- **Problem requirements**
Check each line of the entries below for the string "nedaleko" and state how many lines have it, with no other text.

- **Source records**
◆ ◆ ◆ ◆ ◆ ◆ ◆

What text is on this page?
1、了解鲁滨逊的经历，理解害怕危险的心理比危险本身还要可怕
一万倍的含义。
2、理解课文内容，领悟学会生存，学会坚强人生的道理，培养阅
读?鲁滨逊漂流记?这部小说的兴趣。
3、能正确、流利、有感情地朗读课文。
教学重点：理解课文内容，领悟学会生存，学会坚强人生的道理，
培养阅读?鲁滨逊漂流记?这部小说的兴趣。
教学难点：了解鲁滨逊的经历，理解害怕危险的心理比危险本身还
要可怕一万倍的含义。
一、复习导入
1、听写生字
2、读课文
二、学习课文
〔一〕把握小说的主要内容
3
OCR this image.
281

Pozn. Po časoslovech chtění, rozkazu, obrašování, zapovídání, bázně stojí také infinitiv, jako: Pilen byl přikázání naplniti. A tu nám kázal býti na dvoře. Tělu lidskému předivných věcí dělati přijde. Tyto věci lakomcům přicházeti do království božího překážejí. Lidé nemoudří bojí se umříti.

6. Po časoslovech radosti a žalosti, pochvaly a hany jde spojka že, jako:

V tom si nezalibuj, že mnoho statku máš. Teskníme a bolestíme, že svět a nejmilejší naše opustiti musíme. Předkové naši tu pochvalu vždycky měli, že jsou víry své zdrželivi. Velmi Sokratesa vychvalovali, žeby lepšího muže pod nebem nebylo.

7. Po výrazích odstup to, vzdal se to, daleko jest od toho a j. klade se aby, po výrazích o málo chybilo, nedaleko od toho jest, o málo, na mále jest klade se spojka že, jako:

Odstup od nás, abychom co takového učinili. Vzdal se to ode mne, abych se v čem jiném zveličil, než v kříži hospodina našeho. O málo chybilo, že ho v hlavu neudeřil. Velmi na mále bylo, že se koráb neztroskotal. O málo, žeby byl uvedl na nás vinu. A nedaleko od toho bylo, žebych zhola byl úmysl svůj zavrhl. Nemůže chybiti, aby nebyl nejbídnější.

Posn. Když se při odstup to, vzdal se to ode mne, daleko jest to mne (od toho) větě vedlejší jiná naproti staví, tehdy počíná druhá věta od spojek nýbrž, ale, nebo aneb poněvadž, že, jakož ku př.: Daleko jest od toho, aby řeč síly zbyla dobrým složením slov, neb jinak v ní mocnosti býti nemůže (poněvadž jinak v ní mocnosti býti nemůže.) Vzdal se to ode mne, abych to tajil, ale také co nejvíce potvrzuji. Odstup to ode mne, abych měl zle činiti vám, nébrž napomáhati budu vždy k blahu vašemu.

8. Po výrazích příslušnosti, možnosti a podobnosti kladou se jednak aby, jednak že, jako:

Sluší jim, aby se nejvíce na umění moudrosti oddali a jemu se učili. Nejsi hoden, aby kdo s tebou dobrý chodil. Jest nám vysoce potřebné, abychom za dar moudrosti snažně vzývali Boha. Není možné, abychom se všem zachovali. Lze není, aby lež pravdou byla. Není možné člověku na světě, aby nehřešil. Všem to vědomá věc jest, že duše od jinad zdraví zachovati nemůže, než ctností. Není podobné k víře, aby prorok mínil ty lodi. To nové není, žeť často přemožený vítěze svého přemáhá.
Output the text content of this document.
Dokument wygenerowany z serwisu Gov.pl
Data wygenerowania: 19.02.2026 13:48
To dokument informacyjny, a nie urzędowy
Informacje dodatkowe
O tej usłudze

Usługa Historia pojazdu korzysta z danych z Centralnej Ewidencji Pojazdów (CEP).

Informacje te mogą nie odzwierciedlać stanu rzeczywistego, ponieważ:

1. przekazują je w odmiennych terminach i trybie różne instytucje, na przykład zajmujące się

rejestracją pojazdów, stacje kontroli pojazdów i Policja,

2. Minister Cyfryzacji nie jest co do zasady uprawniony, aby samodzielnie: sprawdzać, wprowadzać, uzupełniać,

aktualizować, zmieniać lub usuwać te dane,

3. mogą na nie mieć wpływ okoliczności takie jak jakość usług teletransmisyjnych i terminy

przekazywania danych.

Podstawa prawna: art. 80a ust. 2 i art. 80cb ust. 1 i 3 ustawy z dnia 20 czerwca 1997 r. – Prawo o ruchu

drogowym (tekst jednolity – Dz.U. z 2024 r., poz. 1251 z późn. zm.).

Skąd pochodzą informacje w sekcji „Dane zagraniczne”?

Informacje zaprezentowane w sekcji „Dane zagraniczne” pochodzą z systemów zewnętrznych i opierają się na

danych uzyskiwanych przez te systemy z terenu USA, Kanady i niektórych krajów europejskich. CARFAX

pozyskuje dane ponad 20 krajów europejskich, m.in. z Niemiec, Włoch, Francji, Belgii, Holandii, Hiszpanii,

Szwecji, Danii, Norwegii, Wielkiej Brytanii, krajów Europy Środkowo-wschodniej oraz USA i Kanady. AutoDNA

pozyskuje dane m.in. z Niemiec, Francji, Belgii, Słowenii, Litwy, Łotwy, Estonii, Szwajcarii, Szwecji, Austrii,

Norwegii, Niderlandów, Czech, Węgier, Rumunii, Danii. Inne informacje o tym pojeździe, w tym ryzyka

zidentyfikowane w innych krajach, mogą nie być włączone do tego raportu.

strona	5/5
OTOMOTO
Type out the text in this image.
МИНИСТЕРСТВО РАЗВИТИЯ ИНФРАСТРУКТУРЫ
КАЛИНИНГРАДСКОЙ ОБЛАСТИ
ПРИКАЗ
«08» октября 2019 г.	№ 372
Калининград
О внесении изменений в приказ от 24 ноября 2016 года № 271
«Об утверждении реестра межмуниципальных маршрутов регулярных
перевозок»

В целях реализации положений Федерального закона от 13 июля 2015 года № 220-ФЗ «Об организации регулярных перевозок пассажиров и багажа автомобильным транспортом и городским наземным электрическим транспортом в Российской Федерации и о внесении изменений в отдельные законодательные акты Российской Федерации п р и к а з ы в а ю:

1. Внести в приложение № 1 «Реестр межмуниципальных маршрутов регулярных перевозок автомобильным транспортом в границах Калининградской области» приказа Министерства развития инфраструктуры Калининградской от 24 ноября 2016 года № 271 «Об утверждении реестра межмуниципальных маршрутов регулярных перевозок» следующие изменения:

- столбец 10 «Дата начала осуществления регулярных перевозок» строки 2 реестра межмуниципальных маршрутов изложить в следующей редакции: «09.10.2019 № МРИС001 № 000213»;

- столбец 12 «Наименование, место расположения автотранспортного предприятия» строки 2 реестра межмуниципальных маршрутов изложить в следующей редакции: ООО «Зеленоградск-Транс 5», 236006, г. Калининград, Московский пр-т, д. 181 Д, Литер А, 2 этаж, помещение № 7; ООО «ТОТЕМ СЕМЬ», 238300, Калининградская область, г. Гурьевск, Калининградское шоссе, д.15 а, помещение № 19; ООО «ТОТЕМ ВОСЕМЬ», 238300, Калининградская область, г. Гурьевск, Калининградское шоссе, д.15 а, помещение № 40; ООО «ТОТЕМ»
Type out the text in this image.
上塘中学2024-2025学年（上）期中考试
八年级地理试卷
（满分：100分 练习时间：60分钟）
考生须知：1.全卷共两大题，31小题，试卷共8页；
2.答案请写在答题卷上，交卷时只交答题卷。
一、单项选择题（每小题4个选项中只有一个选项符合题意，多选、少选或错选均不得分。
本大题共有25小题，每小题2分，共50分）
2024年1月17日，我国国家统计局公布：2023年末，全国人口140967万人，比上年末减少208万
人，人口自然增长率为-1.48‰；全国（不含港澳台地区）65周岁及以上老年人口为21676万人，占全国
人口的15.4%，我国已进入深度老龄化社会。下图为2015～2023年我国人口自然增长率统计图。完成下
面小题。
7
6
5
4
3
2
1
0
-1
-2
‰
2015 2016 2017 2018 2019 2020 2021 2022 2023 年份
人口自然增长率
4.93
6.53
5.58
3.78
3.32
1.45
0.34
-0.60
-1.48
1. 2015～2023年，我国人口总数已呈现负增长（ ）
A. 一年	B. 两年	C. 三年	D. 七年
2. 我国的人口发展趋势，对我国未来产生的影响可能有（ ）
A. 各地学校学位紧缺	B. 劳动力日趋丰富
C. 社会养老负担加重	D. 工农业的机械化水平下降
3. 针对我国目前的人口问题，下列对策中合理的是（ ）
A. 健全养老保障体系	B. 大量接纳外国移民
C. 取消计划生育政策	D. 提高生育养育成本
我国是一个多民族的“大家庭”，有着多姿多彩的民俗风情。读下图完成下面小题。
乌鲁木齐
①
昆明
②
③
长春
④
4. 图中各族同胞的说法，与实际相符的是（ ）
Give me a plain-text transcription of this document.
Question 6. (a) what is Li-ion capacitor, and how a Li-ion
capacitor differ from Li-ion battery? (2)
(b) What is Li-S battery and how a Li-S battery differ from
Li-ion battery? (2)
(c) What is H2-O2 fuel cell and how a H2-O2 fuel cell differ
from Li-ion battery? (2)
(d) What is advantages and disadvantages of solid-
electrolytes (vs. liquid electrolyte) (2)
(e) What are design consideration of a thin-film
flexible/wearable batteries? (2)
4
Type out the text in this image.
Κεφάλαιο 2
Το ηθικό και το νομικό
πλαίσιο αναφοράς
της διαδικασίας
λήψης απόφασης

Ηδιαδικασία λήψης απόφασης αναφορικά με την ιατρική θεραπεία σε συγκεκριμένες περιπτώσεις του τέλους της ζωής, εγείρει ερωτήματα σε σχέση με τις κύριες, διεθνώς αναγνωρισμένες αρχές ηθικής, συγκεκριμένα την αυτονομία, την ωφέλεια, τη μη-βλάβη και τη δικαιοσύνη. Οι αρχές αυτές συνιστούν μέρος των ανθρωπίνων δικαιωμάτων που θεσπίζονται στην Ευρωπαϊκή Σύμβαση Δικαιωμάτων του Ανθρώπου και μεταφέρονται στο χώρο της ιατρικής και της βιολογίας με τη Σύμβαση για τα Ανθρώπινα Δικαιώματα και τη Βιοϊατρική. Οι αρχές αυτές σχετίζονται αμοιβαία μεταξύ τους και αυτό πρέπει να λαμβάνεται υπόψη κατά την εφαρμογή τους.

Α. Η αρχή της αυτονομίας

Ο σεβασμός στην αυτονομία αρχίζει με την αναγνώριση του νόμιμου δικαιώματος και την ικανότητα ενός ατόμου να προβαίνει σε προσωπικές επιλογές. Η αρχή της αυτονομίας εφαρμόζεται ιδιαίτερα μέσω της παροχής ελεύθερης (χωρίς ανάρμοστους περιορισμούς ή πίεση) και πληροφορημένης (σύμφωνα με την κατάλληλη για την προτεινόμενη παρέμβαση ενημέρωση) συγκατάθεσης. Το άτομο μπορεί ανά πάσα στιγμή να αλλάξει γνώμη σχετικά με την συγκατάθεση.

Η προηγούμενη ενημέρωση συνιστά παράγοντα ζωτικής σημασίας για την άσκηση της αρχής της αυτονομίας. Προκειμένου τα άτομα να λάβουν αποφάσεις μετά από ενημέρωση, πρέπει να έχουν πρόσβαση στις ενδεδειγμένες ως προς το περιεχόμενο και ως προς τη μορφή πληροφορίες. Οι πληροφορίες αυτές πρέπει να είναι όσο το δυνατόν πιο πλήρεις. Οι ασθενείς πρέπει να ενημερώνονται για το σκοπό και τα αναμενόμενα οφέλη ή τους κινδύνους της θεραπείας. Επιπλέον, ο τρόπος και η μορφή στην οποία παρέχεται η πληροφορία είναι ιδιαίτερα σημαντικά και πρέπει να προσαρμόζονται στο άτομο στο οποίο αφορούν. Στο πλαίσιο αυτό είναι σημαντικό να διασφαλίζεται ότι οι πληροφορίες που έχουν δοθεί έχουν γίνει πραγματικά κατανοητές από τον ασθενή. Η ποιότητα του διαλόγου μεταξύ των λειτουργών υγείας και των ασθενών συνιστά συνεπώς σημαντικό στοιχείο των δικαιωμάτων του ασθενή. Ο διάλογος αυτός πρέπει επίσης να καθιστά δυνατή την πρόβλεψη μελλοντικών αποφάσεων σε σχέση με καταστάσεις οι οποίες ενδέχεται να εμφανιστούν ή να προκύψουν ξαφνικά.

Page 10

◆ ◆ ◆ ◆ ◆ ◆ ◆

- **Exercise solution**
2